Your task is to extract every entry that follows word for word while excluding the pictures.

□ □ □ □ □

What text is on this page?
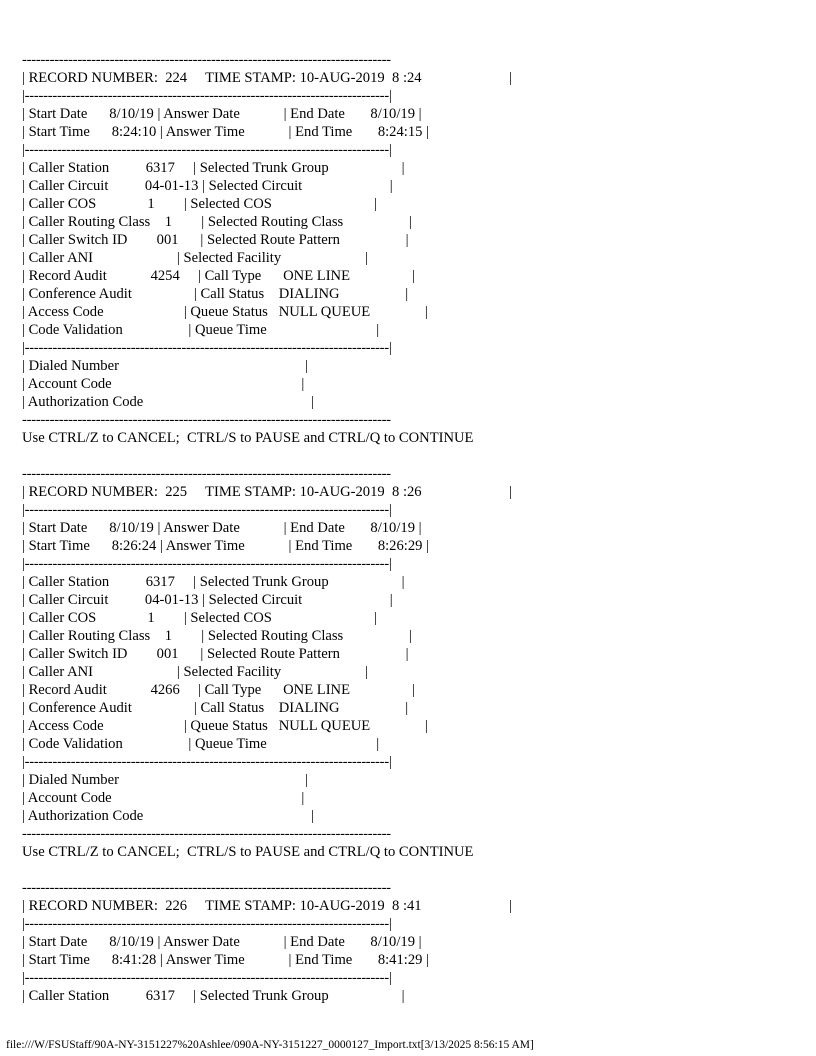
--------------------------------------------------------------------------------
| RECORD NUMBER:  224     TIME STAMP: 10-AUG-2019  8 :24                        |
|-------------------------------------------------------------------------------|
| Start Date      8/10/19 | Answer Date            | End Date       8/10/19 |
| Start Time      8:24:10 | Answer Time            | End Time       8:24:15 |
|-------------------------------------------------------------------------------|
| Caller Station          6317     | Selected Trunk Group                    |
| Caller Circuit          04-01-13 | Selected Circuit                        |
| Caller COS              1        | Selected COS                            |
| Caller Routing Class    1        | Selected Routing Class                  |
| Caller Switch ID        001      | Selected Route Pattern                  |
| Caller ANI                       | Selected Facility                       |
| Record Audit            4254     | Call Type      ONE LINE                 |
| Conference Audit                 | Call Status    DIALING                  |
| Access Code                      | Queue Status   NULL QUEUE               |
| Code Validation                  | Queue Time                              |
|-------------------------------------------------------------------------------|
| Dialed Number                                                   |
| Account Code                                                    |
| Authorization Code                                              |
--------------------------------------------------------------------------------
Use CTRL/Z to CANCEL;  CTRL/S to PAUSE and CTRL/Q to CONTINUE
--------------------------------------------------------------------------------
| RECORD NUMBER:  225     TIME STAMP: 10-AUG-2019  8 :26                        |
|-------------------------------------------------------------------------------|
| Start Date      8/10/19 | Answer Date            | End Date       8/10/19 |
| Start Time      8:26:24 | Answer Time            | End Time       8:26:29 |
|-------------------------------------------------------------------------------|
| Caller Station          6317     | Selected Trunk Group                    |
| Caller Circuit          04-01-13 | Selected Circuit                        |
| Caller COS              1        | Selected COS                            |
| Caller Routing Class    1        | Selected Routing Class                  |
| Caller Switch ID        001      | Selected Route Pattern                  |
| Caller ANI                       | Selected Facility                       |
| Record Audit            4266     | Call Type      ONE LINE                 |
| Conference Audit                 | Call Status    DIALING                  |
| Access Code                      | Queue Status   NULL QUEUE               |
| Code Validation                  | Queue Time                              |
|-------------------------------------------------------------------------------|
| Dialed Number                                                   |
| Account Code                                                    |
| Authorization Code                                              |
--------------------------------------------------------------------------------
Use CTRL/Z to CANCEL;  CTRL/S to PAUSE and CTRL/Q to CONTINUE
--------------------------------------------------------------------------------
| RECORD NUMBER:  226     TIME STAMP: 10-AUG-2019  8 :41                        |
|-------------------------------------------------------------------------------|
| Start Date      8/10/19 | Answer Date            | End Date       8/10/19 |
| Start Time      8:41:28 | Answer Time            | End Time       8:41:29 |
|-------------------------------------------------------------------------------|
| Caller Station          6317     | Selected Trunk Group                    |
file:///W/FSUStaff/90A-NY-3151227%20Ashlee/090A-NY-3151227_0000127_Import.txt[3/13/2025 8:56:15 AM]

□ □ □ □ □

● Answer to this exercise:
What text is on this page?
--------------------------------------------------------------------------------
| RECORD NUMBER:  224     TIME STAMP: 10-AUG-2019  8 :24                        |
|-------------------------------------------------------------------------------|
| Start Date      8/10/19 | Answer Date            | End Date       8/10/19 |
| Start Time      8:24:10 | Answer Time            | End Time       8:24:15 |
|-------------------------------------------------------------------------------|
| Caller Station          6317     | Selected Trunk Group                    |
| Caller Circuit          04-01-13 | Selected Circuit                        |
| Caller COS              1        | Selected COS                            |
| Caller Routing Class    1        | Selected Routing Class                  |
| Caller Switch ID        001      | Selected Route Pattern                  |
| Caller ANI                       | Selected Facility                       |
| Record Audit            4254     | Call Type      ONE LINE                 |
| Conference Audit                 | Call Status    DIALING                  |
| Access Code                      | Queue Status   NULL QUEUE               |
| Code Validation                  | Queue Time                              |
|-------------------------------------------------------------------------------|
| Dialed Number                                                   |
| Account Code                                                    |
| Authorization Code                                              |
--------------------------------------------------------------------------------
Use CTRL/Z to CANCEL;  CTRL/S to PAUSE and CTRL/Q to CONTINUE
--------------------------------------------------------------------------------
| RECORD NUMBER:  225     TIME STAMP: 10-AUG-2019  8 :26                        |
|-------------------------------------------------------------------------------|
| Start Date      8/10/19 | Answer Date            | End Date       8/10/19 |
| Start Time      8:26:24 | Answer Time            | End Time       8:26:29 |
|-------------------------------------------------------------------------------|
| Caller Station          6317     | Selected Trunk Group                    |
| Caller Circuit          04-01-13 | Selected Circuit                        |
| Caller COS              1        | Selected COS                            |
| Caller Routing Class    1        | Selected Routing Class                  |
| Caller Switch ID        001      | Selected Route Pattern                  |
| Caller ANI                       | Selected Facility                       |
| Record Audit            4266     | Call Type      ONE LINE                 |
| Conference Audit                 | Call Status    DIALING                  |
| Access Code                      | Queue Status   NULL QUEUE               |
| Code Validation                  | Queue Time                              |
|-------------------------------------------------------------------------------|
| Dialed Number                                                   |
| Account Code                                                    |
| Authorization Code                                              |
--------------------------------------------------------------------------------
Use CTRL/Z to CANCEL;  CTRL/S to PAUSE and CTRL/Q to CONTINUE
--------------------------------------------------------------------------------
| RECORD NUMBER:  226     TIME STAMP: 10-AUG-2019  8 :41                        |
|-------------------------------------------------------------------------------|
| Start Date      8/10/19 | Answer Date            | End Date       8/10/19 |
| Start Time      8:41:28 | Answer Time            | End Time       8:41:29 |
|-------------------------------------------------------------------------------|
| Caller Station          6317     | Selected Trunk Group                    |
file:///W/FSUStaff/90A-NY-3151227%20Ashlee/090A-NY-3151227_0000127_Import.txt[3/13/2025 8:56:15 AM]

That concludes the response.